Data:

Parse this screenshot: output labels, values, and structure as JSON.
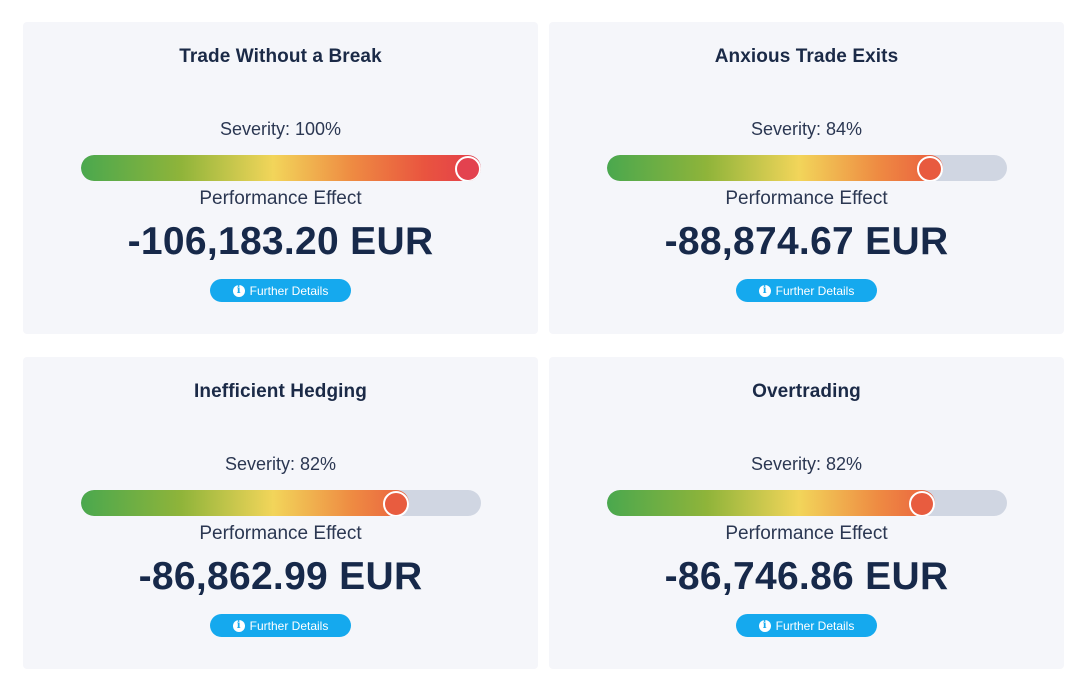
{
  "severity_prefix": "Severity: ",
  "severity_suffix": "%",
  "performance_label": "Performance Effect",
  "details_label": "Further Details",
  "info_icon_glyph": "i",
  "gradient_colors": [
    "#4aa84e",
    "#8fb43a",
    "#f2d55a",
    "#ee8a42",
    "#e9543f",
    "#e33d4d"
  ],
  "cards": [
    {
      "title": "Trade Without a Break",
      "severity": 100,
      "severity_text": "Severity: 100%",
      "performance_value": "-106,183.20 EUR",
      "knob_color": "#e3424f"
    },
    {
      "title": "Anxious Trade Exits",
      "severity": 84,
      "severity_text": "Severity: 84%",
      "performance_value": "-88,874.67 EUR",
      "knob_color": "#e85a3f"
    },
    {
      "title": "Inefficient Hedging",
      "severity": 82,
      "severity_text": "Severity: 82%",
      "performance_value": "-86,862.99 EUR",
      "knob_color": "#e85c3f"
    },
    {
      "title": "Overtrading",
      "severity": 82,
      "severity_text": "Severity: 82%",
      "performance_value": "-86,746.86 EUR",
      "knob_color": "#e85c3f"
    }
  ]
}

--

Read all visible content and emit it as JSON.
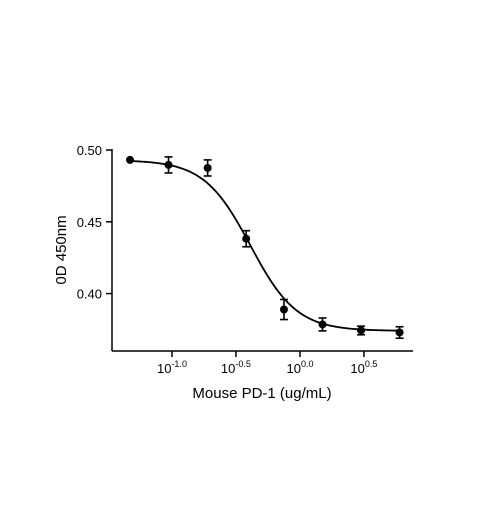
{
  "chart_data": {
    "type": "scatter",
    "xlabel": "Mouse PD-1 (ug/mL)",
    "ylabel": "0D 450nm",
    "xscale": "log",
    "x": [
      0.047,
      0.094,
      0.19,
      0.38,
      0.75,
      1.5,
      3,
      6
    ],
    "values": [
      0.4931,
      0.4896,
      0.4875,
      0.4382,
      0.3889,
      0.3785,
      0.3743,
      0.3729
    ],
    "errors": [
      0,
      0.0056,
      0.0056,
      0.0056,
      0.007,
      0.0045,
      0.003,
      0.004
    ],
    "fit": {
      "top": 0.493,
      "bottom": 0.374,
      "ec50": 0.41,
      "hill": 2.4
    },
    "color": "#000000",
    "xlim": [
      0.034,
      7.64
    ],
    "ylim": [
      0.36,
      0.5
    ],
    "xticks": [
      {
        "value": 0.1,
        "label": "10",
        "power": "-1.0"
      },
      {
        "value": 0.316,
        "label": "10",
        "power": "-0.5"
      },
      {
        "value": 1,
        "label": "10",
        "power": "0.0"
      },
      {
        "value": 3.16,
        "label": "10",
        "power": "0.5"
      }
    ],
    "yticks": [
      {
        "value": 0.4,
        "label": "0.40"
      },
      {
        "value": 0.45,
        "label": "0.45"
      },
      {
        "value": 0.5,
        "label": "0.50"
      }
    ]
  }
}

==

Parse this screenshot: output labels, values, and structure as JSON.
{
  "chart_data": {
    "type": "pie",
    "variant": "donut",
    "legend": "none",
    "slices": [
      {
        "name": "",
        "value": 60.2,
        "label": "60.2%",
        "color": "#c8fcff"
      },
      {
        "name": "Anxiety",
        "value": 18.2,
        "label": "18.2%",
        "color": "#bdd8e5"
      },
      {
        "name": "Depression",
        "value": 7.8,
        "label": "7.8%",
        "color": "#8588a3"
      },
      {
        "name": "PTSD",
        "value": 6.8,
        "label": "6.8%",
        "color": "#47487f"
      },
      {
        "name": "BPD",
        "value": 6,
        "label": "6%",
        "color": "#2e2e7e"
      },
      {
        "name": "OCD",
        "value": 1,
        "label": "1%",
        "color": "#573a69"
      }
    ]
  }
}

What the task requires:
Check the records above line by line and tally those holding the string "title". Answer with the number only.

Task result:
4